-- BEGIN RECORD EXCERPTS --

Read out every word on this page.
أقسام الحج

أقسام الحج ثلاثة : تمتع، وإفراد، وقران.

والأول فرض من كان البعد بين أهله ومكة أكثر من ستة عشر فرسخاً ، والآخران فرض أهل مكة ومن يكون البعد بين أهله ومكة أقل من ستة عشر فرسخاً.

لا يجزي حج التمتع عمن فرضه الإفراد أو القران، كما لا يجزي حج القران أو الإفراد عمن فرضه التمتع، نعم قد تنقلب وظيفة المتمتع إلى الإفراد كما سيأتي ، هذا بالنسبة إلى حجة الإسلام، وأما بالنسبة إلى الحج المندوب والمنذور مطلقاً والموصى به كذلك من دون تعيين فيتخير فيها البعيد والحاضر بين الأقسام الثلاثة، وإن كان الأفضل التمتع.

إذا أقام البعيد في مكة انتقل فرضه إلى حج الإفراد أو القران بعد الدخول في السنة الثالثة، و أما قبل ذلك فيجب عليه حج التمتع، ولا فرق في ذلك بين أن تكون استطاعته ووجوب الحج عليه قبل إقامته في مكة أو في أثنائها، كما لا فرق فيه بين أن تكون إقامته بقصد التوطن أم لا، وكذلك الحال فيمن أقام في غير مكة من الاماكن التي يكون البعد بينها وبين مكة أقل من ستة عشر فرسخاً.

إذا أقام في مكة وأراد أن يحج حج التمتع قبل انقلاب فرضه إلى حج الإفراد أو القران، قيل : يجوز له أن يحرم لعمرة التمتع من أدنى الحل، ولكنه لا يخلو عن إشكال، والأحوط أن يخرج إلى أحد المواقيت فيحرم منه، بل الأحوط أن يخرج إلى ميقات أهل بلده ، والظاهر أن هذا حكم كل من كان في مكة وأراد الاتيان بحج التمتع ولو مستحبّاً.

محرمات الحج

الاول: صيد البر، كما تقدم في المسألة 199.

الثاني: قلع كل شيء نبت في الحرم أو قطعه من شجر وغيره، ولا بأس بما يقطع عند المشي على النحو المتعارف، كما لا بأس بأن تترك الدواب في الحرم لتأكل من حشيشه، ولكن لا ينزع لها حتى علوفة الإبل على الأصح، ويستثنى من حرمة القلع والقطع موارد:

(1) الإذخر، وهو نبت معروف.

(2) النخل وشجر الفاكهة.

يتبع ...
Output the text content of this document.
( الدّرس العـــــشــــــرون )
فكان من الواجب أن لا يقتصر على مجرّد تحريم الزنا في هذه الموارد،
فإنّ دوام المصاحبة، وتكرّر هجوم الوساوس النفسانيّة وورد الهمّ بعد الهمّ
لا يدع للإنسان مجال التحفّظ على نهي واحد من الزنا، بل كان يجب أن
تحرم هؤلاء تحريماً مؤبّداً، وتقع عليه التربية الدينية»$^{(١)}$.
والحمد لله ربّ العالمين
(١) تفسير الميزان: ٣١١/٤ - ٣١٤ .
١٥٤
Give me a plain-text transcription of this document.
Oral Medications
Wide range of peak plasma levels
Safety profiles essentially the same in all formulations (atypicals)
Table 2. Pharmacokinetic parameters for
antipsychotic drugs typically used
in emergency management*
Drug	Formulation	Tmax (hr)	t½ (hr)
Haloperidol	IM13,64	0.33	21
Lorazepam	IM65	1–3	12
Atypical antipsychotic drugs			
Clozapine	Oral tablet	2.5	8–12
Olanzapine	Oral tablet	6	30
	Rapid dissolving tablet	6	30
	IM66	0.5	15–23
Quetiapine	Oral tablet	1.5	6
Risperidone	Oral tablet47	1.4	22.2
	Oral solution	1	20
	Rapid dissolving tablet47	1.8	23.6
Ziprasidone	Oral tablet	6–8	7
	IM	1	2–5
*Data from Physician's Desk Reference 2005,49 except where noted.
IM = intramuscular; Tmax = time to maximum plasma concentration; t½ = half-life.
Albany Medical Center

-- END RECORD EXCERPTS --

### [OBJECTIVE]
Quote each line of the data above exactly as written.

### [SOLUTION FOR THIS EXERCISE]
Read out every word on this page.
أقسام الحج

أقسام الحج ثلاثة : تمتع، وإفراد، وقران.

والأول فرض من كان البعد بين أهله ومكة أكثر من ستة عشر فرسخاً ، والآخران فرض أهل مكة ومن يكون البعد بين أهله ومكة أقل من ستة عشر فرسخاً.

لا يجزي حج التمتع عمن فرضه الإفراد أو القران، كما لا يجزي حج القران أو الإفراد عمن فرضه التمتع، نعم قد تنقلب وظيفة المتمتع إلى الإفراد كما سيأتي ، هذا بالنسبة إلى حجة الإسلام، وأما بالنسبة إلى الحج المندوب والمنذور مطلقاً والموصى به كذلك من دون تعيين فيتخير فيها البعيد والحاضر بين الأقسام الثلاثة، وإن كان الأفضل التمتع.

إذا أقام البعيد في مكة انتقل فرضه إلى حج الإفراد أو القران بعد الدخول في السنة الثالثة، و أما قبل ذلك فيجب عليه حج التمتع، ولا فرق في ذلك بين أن تكون استطاعته ووجوب الحج عليه قبل إقامته في مكة أو في أثنائها، كما لا فرق فيه بين أن تكون إقامته بقصد التوطن أم لا، وكذلك الحال فيمن أقام في غير مكة من الاماكن التي يكون البعد بينها وبين مكة أقل من ستة عشر فرسخاً.

إذا أقام في مكة وأراد أن يحج حج التمتع قبل انقلاب فرضه إلى حج الإفراد أو القران، قيل : يجوز له أن يحرم لعمرة التمتع من أدنى الحل، ولكنه لا يخلو عن إشكال، والأحوط أن يخرج إلى أحد المواقيت فيحرم منه، بل الأحوط أن يخرج إلى ميقات أهل بلده ، والظاهر أن هذا حكم كل من كان في مكة وأراد الاتيان بحج التمتع ولو مستحبّاً.

محرمات الحج

الاول: صيد البر، كما تقدم في المسألة 199.

الثاني: قلع كل شيء نبت في الحرم أو قطعه من شجر وغيره، ولا بأس بما يقطع عند المشي على النحو المتعارف، كما لا بأس بأن تترك الدواب في الحرم لتأكل من حشيشه، ولكن لا ينزع لها حتى علوفة الإبل على الأصح، ويستثنى من حرمة القلع والقطع موارد:

(1) الإذخر، وهو نبت معروف.

(2) النخل وشجر الفاكهة.

يتبع ...
Output the text content of this document.
( الدّرس العـــــشــــــرون )
فكان من الواجب أن لا يقتصر على مجرّد تحريم الزنا في هذه الموارد،
فإنّ دوام المصاحبة، وتكرّر هجوم الوساوس النفسانيّة وورد الهمّ بعد الهمّ
لا يدع للإنسان مجال التحفّظ على نهي واحد من الزنا، بل كان يجب أن
تحرم هؤلاء تحريماً مؤبّداً، وتقع عليه التربية الدينية»$^{(١)}$.
والحمد لله ربّ العالمين
(١) تفسير الميزان: ٣١١/٤ - ٣١٤ .
١٥٤
Give me a plain-text transcription of this document.
Oral Medications
Wide range of peak plasma levels
Safety profiles essentially the same in all formulations (atypicals)
Table 2. Pharmacokinetic parameters for
antipsychotic drugs typically used
in emergency management*
Drug	Formulation	Tmax (hr)	t½ (hr)
Haloperidol	IM13,64	0.33	21
Lorazepam	IM65	1–3	12
Atypical antipsychotic drugs			
Clozapine	Oral tablet	2.5	8–12
Olanzapine	Oral tablet	6	30
	Rapid dissolving tablet	6	30
	IM66	0.5	15–23
Quetiapine	Oral tablet	1.5	6
Risperidone	Oral tablet47	1.4	22.2
	Oral solution	1	20
	Rapid dissolving tablet47	1.8	23.6
Ziprasidone	Oral tablet	6–8	7
	IM	1	2–5
*Data from Physician's Desk Reference 2005,49 except where noted.
IM = intramuscular; Tmax = time to maximum plasma concentration; t½ = half-life.
Albany Medical Center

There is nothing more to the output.